▶ Aim of the task
Keep every line where the word "Госстандарта" appears; drop the rest.

· · · · ·

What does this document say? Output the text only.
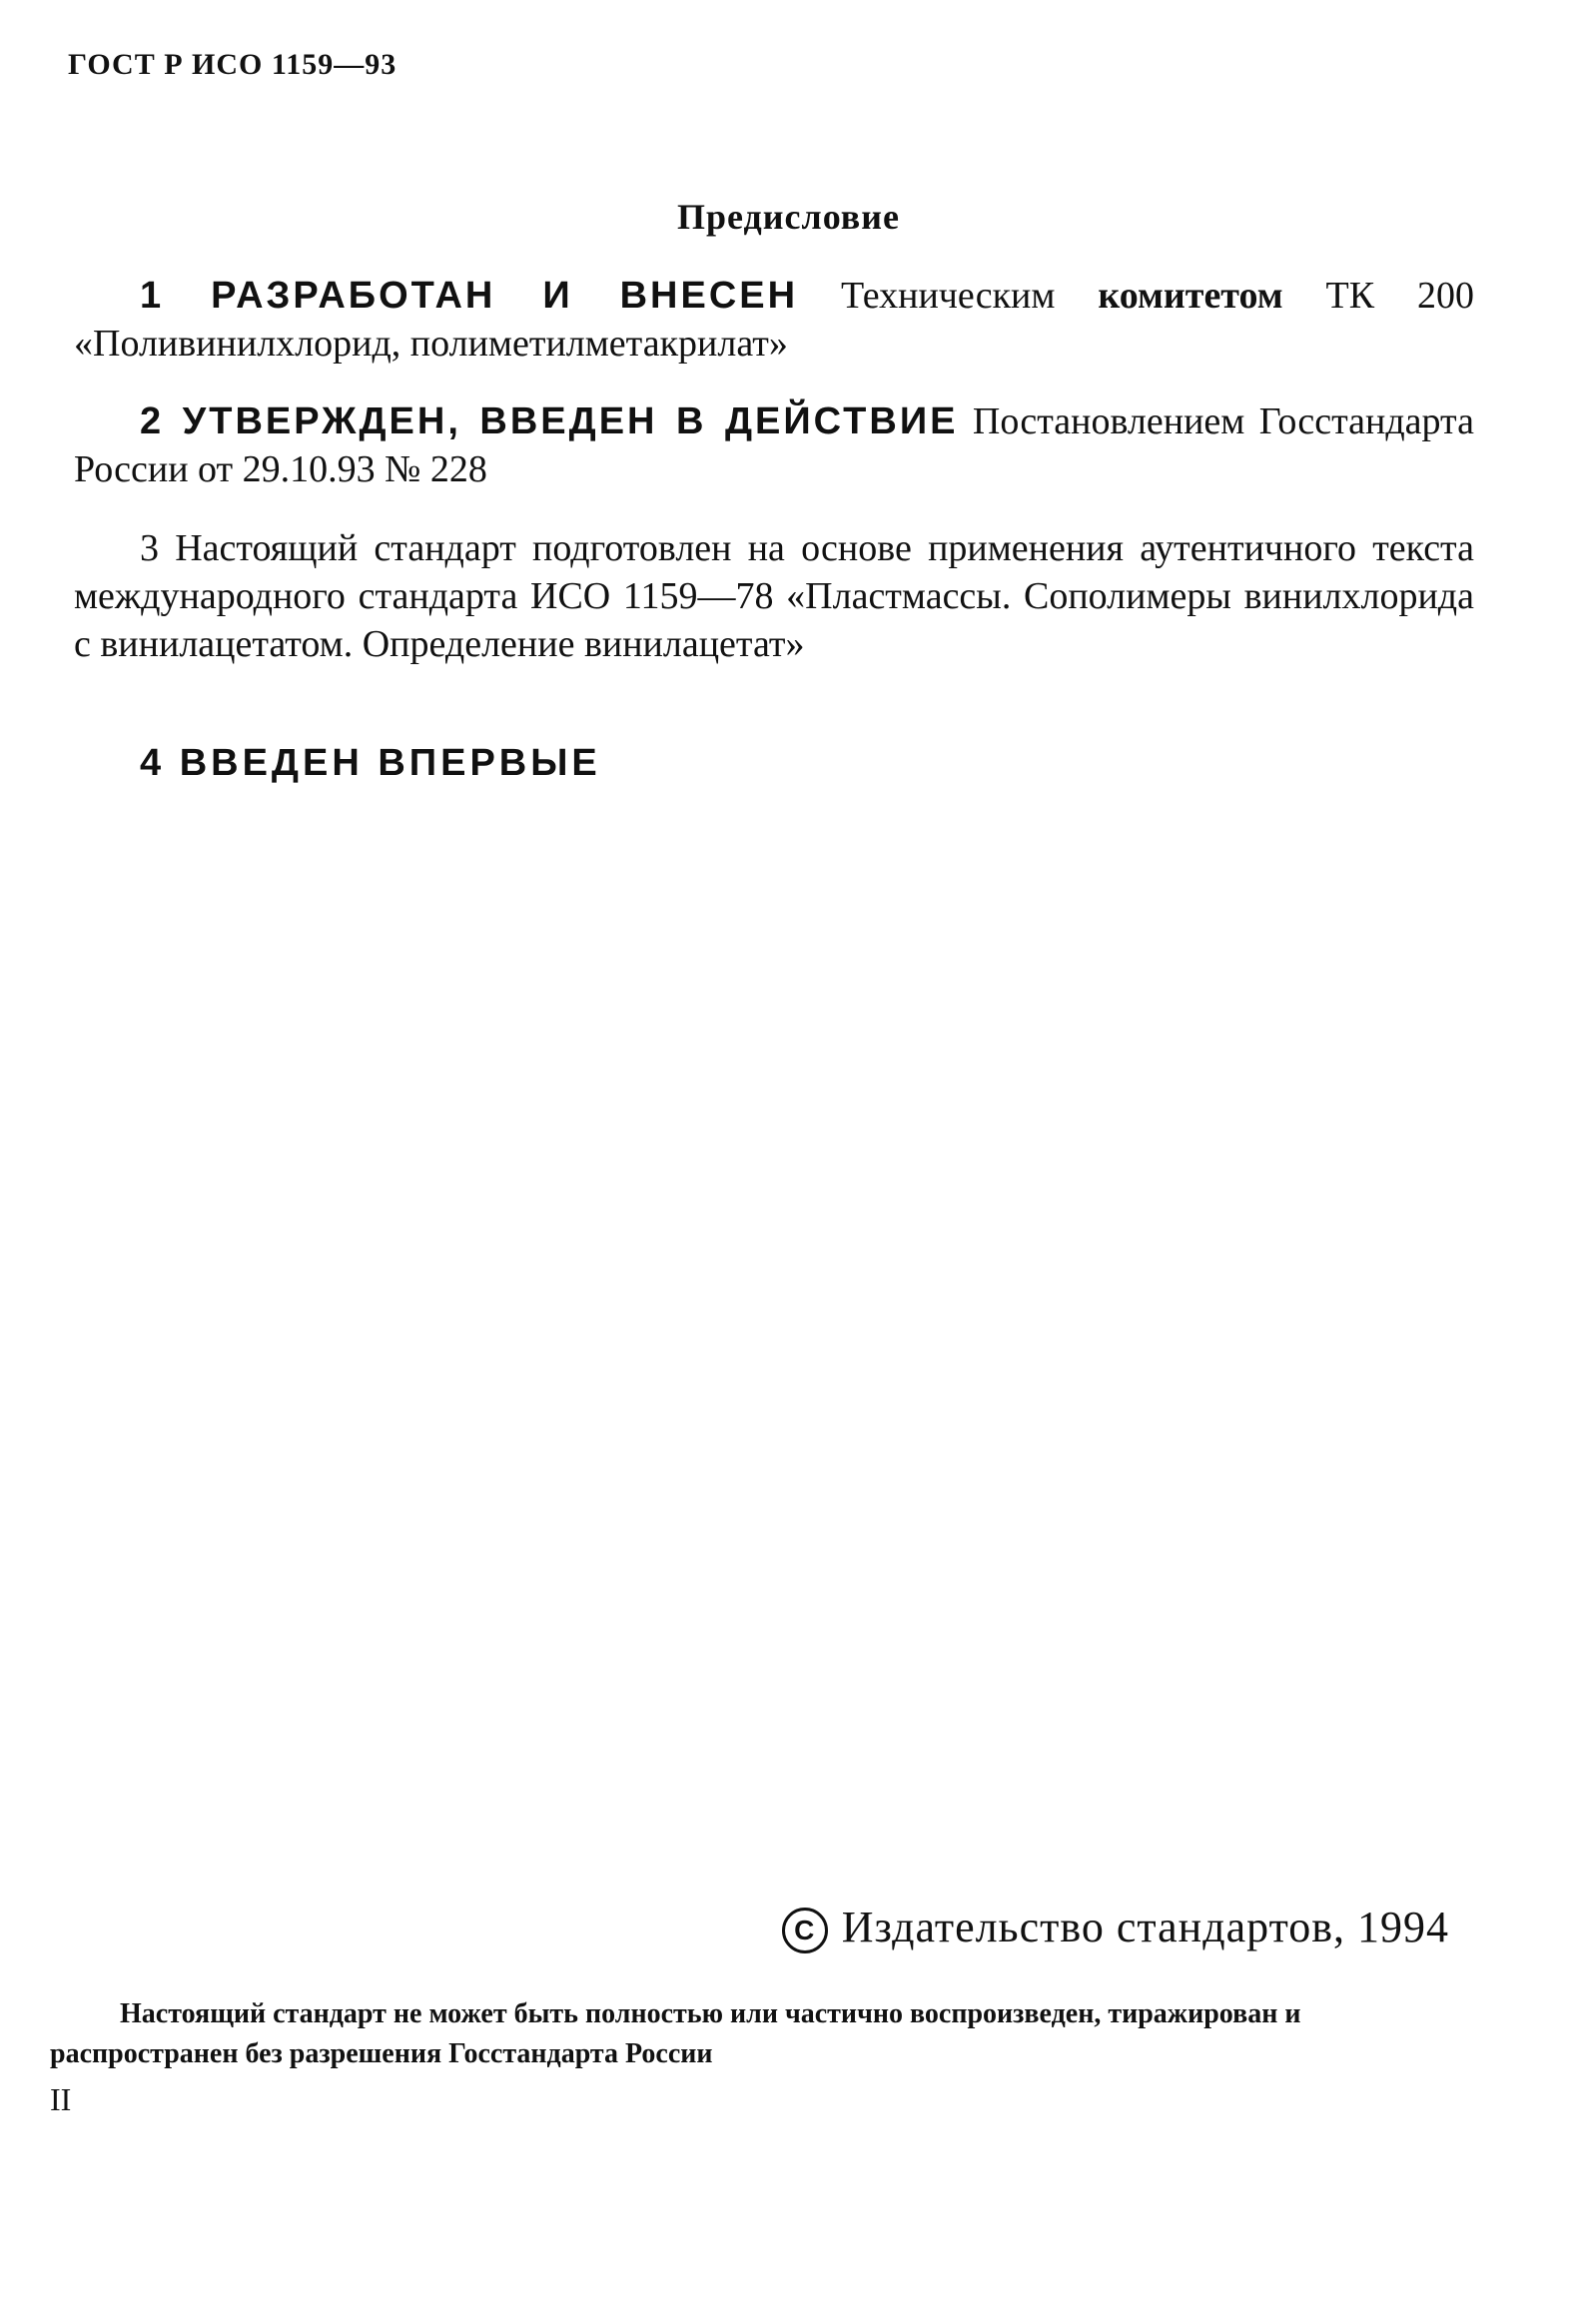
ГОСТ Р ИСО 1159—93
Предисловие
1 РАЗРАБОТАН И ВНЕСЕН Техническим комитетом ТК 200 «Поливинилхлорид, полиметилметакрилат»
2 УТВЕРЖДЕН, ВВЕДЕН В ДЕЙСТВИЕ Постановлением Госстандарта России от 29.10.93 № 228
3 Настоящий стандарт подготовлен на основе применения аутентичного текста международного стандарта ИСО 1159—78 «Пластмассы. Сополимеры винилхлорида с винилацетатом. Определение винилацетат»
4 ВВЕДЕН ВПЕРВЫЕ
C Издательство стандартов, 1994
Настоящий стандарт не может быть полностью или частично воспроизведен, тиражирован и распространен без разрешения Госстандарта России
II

· · · · ·

▶ Reply to the task
2 УТВЕРЖДЕН, ВВЕДЕН В ДЕЙСТВИЕ Постановлением Госстандарта России от 29.10.93 № 228
Настоящий стандарт не может быть полностью или частично воспроизведен, тиражирован и распространен без разрешения Госстандарта России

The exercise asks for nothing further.